* **Directions for this task**: Copy each line with the word "page" in it.

Dataset excerpt:
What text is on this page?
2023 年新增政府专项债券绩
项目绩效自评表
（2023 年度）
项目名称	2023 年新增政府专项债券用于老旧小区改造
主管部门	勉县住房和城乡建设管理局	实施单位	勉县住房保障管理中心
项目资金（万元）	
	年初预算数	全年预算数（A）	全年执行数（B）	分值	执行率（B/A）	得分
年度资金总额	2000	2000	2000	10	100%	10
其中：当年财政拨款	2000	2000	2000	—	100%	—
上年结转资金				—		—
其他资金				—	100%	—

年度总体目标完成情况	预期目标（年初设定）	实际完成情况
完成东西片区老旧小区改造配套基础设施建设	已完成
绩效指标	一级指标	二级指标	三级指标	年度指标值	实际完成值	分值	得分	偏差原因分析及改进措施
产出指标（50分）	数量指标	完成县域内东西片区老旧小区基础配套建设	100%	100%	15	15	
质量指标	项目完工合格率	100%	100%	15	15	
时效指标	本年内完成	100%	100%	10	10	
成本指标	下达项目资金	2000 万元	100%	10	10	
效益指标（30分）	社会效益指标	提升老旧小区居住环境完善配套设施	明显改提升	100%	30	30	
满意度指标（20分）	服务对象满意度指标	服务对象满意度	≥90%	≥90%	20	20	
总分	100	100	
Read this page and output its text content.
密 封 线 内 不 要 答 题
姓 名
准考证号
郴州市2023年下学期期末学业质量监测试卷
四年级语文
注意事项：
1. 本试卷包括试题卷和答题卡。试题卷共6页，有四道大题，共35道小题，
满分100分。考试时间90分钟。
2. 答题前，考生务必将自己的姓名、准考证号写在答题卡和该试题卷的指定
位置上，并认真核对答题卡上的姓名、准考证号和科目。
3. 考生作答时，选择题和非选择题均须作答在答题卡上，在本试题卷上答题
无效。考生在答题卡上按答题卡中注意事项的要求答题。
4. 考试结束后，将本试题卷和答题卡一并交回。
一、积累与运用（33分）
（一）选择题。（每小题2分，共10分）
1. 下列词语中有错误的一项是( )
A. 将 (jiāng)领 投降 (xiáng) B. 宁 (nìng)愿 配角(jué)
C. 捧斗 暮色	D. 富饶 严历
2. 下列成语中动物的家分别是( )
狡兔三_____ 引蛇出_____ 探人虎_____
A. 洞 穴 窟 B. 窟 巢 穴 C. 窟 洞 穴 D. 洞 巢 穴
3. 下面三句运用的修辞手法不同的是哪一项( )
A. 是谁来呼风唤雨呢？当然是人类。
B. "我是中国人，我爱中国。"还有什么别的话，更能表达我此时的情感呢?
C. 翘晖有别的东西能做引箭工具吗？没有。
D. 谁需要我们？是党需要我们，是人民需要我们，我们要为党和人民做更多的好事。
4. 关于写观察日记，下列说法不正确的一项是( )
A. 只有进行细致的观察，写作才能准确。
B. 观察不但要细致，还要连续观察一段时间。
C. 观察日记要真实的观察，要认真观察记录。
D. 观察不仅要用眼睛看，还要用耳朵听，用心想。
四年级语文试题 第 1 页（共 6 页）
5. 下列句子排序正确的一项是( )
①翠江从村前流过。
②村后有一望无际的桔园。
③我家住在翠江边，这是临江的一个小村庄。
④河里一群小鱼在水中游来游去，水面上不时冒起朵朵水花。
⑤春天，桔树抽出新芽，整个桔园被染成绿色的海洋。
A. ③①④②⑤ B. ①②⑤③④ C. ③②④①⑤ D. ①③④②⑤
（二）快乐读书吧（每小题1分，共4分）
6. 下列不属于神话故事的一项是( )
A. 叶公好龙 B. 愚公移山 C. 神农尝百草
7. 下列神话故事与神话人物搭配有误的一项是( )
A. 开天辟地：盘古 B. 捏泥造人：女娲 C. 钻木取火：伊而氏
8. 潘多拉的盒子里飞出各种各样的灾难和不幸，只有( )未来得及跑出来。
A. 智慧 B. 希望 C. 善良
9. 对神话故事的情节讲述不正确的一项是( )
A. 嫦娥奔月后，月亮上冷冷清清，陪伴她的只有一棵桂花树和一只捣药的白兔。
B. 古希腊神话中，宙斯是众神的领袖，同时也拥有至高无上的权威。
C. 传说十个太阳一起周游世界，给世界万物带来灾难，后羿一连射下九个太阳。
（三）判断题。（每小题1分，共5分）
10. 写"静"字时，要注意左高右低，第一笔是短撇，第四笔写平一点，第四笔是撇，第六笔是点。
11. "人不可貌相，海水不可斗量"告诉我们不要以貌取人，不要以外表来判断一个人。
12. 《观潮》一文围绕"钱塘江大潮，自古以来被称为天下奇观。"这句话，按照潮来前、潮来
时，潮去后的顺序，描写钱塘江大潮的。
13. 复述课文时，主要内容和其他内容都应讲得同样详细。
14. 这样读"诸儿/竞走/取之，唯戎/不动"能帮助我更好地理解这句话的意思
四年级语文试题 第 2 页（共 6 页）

* **The response**:
What text is on this page?
Read this page and output its text content.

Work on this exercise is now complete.